J. Krishnamurti parle abondamment de « conscience sans choix » — qui peut être considérée comme le pilier de son enseignement —, mais les gens ont beaucoup de mal à la comprendre. L’une des questions que ses étudiants lui posent sans cesse est la suivante : « Si la conscience est sans choix, alors qui est conscient ? » Tout d’abord, en formulant la question de cette manière, ne sommes-nous pas en train de poser une question rhétorique ? La structure grammaticale de la phrase implique qu’il doit y avoir un sujet correspondant au verbe, dans ce cas, une entité qui est consciente. Comme le langage reflète nos schémas de pensée, cette implication est normalement justifiée. Mais lorsqu’il s’agit de questions vraiment fondamentales, nous ne pouvons pas toujours être sûrs que la sémantique soit un guide fiable pour la compréhension. (Ce n’est pas sans rappeler certaines situations en physique moderne, où le langage mathématique ne permet pas toujours de comprendre la nature réelle des particules ou des événements fondamentaux).
* * * * *
* [Consigne]: D'après le passage fourni, quelle question les étudiants de J. Krishnamurti lui posent-ils sans cesse ? Inutile de consulter la liste.
* * * * *
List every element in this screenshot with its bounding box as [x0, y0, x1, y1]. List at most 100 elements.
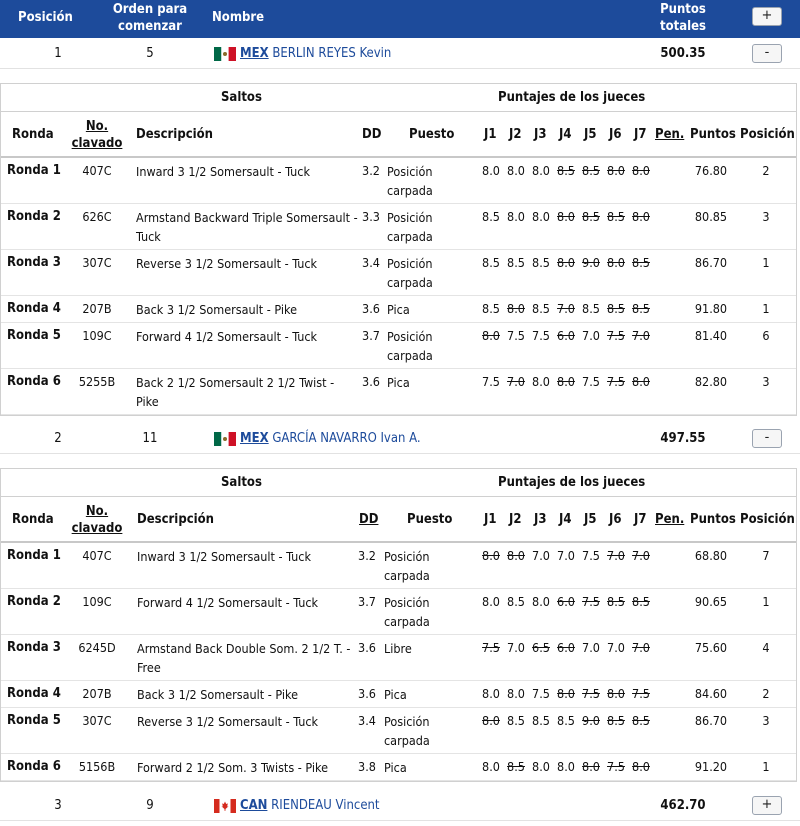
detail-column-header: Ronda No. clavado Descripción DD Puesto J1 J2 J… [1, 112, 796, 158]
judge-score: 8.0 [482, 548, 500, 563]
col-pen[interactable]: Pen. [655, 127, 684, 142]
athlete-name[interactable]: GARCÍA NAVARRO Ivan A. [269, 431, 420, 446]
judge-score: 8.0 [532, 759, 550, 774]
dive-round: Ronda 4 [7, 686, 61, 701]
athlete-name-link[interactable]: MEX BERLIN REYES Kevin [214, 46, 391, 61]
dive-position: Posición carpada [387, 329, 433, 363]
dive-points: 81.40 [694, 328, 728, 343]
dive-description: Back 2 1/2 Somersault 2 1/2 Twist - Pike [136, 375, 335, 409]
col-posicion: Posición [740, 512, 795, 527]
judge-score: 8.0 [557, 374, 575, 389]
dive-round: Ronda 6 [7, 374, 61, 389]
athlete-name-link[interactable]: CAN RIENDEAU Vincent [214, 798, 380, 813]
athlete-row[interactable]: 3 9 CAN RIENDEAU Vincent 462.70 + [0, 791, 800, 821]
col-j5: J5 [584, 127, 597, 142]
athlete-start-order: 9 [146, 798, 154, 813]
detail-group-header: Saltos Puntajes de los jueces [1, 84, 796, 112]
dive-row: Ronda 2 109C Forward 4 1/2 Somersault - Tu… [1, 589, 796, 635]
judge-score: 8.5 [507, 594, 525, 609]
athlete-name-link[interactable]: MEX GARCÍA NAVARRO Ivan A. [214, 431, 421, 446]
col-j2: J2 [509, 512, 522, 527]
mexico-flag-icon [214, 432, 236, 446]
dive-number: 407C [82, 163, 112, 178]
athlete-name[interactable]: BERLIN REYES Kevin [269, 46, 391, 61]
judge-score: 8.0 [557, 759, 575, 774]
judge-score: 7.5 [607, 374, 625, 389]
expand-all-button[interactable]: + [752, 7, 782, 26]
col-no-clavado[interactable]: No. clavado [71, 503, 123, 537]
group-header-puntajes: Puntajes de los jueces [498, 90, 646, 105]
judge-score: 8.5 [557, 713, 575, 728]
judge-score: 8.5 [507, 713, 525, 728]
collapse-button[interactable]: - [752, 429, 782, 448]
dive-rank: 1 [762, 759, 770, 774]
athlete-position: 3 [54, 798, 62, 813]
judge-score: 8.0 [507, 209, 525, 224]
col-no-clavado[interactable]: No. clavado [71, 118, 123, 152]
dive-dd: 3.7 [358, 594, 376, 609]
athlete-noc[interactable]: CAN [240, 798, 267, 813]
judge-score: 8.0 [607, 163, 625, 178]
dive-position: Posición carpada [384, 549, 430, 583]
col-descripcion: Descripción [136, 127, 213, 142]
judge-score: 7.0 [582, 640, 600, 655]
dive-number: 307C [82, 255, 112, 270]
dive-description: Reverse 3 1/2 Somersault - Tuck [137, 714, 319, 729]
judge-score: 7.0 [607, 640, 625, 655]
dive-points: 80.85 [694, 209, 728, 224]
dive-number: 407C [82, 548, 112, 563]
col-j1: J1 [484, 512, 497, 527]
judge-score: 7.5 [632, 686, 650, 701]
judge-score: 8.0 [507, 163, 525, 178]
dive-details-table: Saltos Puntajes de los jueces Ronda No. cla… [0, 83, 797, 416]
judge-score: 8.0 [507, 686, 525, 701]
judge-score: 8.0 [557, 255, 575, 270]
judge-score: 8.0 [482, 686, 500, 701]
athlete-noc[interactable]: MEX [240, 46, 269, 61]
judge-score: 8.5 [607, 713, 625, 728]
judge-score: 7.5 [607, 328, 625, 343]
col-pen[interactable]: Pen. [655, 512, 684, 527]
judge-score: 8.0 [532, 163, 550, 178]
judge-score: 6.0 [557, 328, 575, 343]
* * * * *
* [Réponse rédigée]: « Si la conscience est sans choix, alors qui est conscient ? »